* **GIVEN TASK**
Find every line in the records below that contains the string "right", and copy each one. Matching is case-sensitive.

* **INFORMATION PROVIDED**
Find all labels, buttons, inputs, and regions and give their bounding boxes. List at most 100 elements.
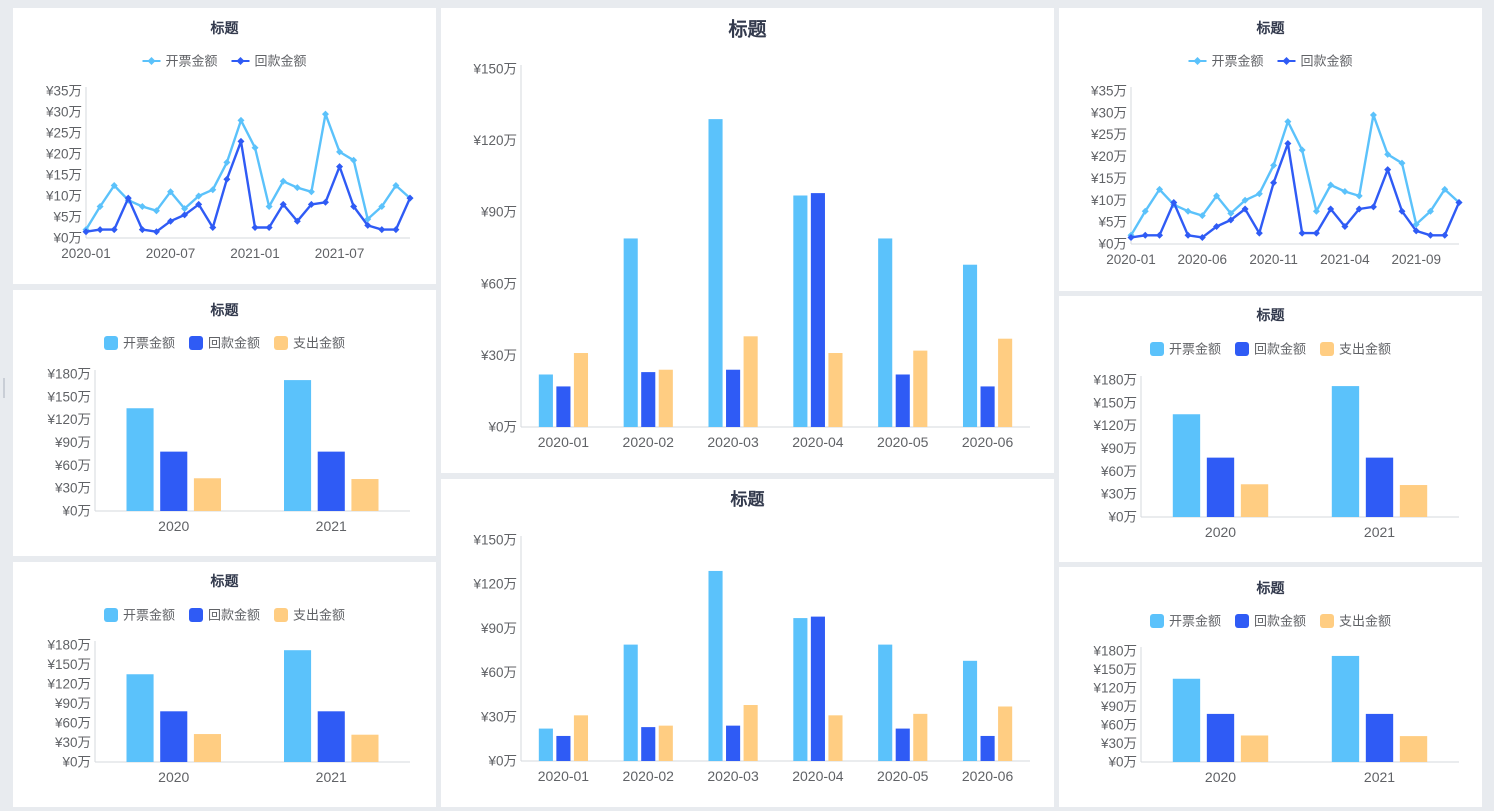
legend-label: 支出金额 xyxy=(293,336,345,351)
data-point xyxy=(293,217,301,225)
y-tick-label: ¥150万 xyxy=(1092,395,1137,410)
data-point xyxy=(378,226,386,234)
data-point xyxy=(223,158,231,166)
y-tick-label: ¥0万 xyxy=(52,231,82,246)
bar-payment xyxy=(1206,457,1235,517)
bar-invoice xyxy=(1172,414,1201,517)
legend-label: 支出金额 xyxy=(1339,342,1391,357)
legend-label: 回款金额 xyxy=(255,54,307,69)
chart-title: 标题 xyxy=(210,302,240,318)
legend: 开票金额 回款金额 支出金额 xyxy=(104,336,345,351)
legend-item: 开票金额 xyxy=(1188,54,1264,69)
bar-invoice xyxy=(284,380,312,511)
legend-label: 回款金额 xyxy=(208,608,260,623)
chart-title: 标题 xyxy=(728,19,766,41)
legend-item: 回款金额 xyxy=(189,608,260,623)
axes: ¥0万 ¥30万 ¥60万 ¥90万 ¥120万 ¥150万 ¥180万 xyxy=(1092,644,1459,770)
legend-swatch xyxy=(189,608,203,622)
y-tick-label: ¥150万 xyxy=(1092,662,1137,677)
data-point xyxy=(1455,198,1463,206)
data-point xyxy=(82,228,90,236)
legend-item: 开票金额 xyxy=(1150,614,1221,629)
y-tick-label: ¥150万 xyxy=(46,389,91,404)
data-point xyxy=(364,215,372,223)
legend-swatch xyxy=(1235,614,1249,628)
legend: 开票金额 回款金额 支出金额 xyxy=(104,608,345,623)
y-tick-label: ¥120万 xyxy=(1092,418,1137,433)
data-point xyxy=(1213,192,1221,200)
data-point xyxy=(1341,223,1349,231)
legend-item: 开票金额 xyxy=(142,54,218,69)
legend-swatch xyxy=(1150,342,1164,356)
bar-payment xyxy=(317,451,345,511)
x-tick-label: 2021-04 xyxy=(1320,252,1370,267)
y-tick-label: ¥90万 xyxy=(1100,699,1137,714)
bar-chart-center-top: 标题 ¥0万 ¥30万 ¥60万 ¥90万 ¥120万 ¥150万 2020-01 2020-0… xyxy=(472,19,1030,450)
data-point xyxy=(392,182,400,189)
legend: 开票金额 回款金额 支出金额 xyxy=(1150,614,1391,629)
data-point xyxy=(138,203,146,210)
data-point xyxy=(1312,229,1320,237)
legend-label: 回款金额 xyxy=(208,336,260,351)
data-point xyxy=(195,192,203,200)
bar-payment xyxy=(810,193,825,427)
y-tick-label: ¥150万 xyxy=(472,62,517,77)
data-point xyxy=(1127,233,1135,241)
legend-swatch xyxy=(1320,614,1334,628)
bar-payment xyxy=(726,725,741,761)
y-tick-label: ¥60万 xyxy=(1100,464,1137,479)
x-tick-label: 2020 xyxy=(1205,769,1236,785)
chart-panel-right-mid: 标题 开票金额 回款金额 支出金额 ¥0万 ¥30万 ¥60万 ¥90万 ¥120万 ¥150万 ¥… xyxy=(1059,296,1482,562)
x-tick-label: 2021-01 xyxy=(230,246,280,261)
data-point xyxy=(1270,179,1278,187)
data-point xyxy=(1198,233,1206,241)
data-point xyxy=(181,205,189,213)
data-point xyxy=(1227,209,1235,217)
y-tick-label: ¥60万 xyxy=(54,716,91,731)
resize-handle[interactable] xyxy=(3,378,5,398)
data-point xyxy=(1312,207,1320,215)
x-tick-label: 2021 xyxy=(1364,524,1395,540)
x-tick-label: 2020-01 xyxy=(538,768,590,784)
y-tick-label: ¥60万 xyxy=(480,276,517,291)
y-tick-label: ¥60万 xyxy=(1100,718,1137,733)
data-point xyxy=(1426,231,1434,239)
y-tick-label: ¥0万 xyxy=(1107,510,1137,525)
chart-title: 标题 xyxy=(210,20,240,36)
chart-panel-right-top: 标题 开票金额 回款金额 ¥0万 ¥5万 ¥10万 ¥15万 ¥20万 ¥25万 ¥30万 ¥35万… xyxy=(1059,8,1482,291)
bar-expense xyxy=(913,713,928,761)
data-point xyxy=(1355,205,1363,213)
y-tick-label: ¥30万 xyxy=(45,105,82,120)
bar-payment xyxy=(1365,713,1394,762)
x-tick-label: 2020-07 xyxy=(146,246,196,261)
y-tick-label: ¥30万 xyxy=(54,481,91,496)
bar-expense xyxy=(743,336,758,427)
bar-invoice xyxy=(962,264,978,427)
series-payment xyxy=(1127,139,1463,241)
data-point xyxy=(1441,231,1449,239)
data-point xyxy=(223,175,231,183)
data-point xyxy=(1341,188,1349,196)
chart-panel-left-bottom: 标题 开票金额 回款金额 支出金额 ¥0万 ¥30万 ¥60万 ¥90万 ¥120万 ¥150万 ¥… xyxy=(13,562,436,807)
bar-invoice xyxy=(793,618,808,761)
data-point xyxy=(1255,190,1263,198)
y-tick-label: ¥20万 xyxy=(1090,149,1127,164)
data-point xyxy=(1198,212,1206,220)
bar-invoice xyxy=(538,728,553,761)
data-point xyxy=(1355,192,1363,200)
data-point xyxy=(406,194,414,202)
data-point xyxy=(350,156,358,164)
data-point xyxy=(307,200,315,208)
y-tick-label: ¥0万 xyxy=(487,754,517,769)
bar-invoice xyxy=(708,119,723,428)
y-tick-label: ¥30万 xyxy=(54,735,91,750)
data-point xyxy=(1241,205,1249,213)
y-tick-label: ¥150万 xyxy=(472,533,517,548)
bar-expense xyxy=(658,725,673,761)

* **ANSWER IN FULL**
chart-panel-right-mid: 标题 开票金额 回款金额 支出金额 ¥0万 ¥30万 ¥60万 ¥90万 ¥120万 ¥150万 ¥… xyxy=(1059,296,1482,562)
chart-panel-right-top: 标题 开票金额 回款金额 ¥0万 ¥5万 ¥10万 ¥15万 ¥20万 ¥25万 ¥30万 ¥35万… xyxy=(1059,8,1482,291)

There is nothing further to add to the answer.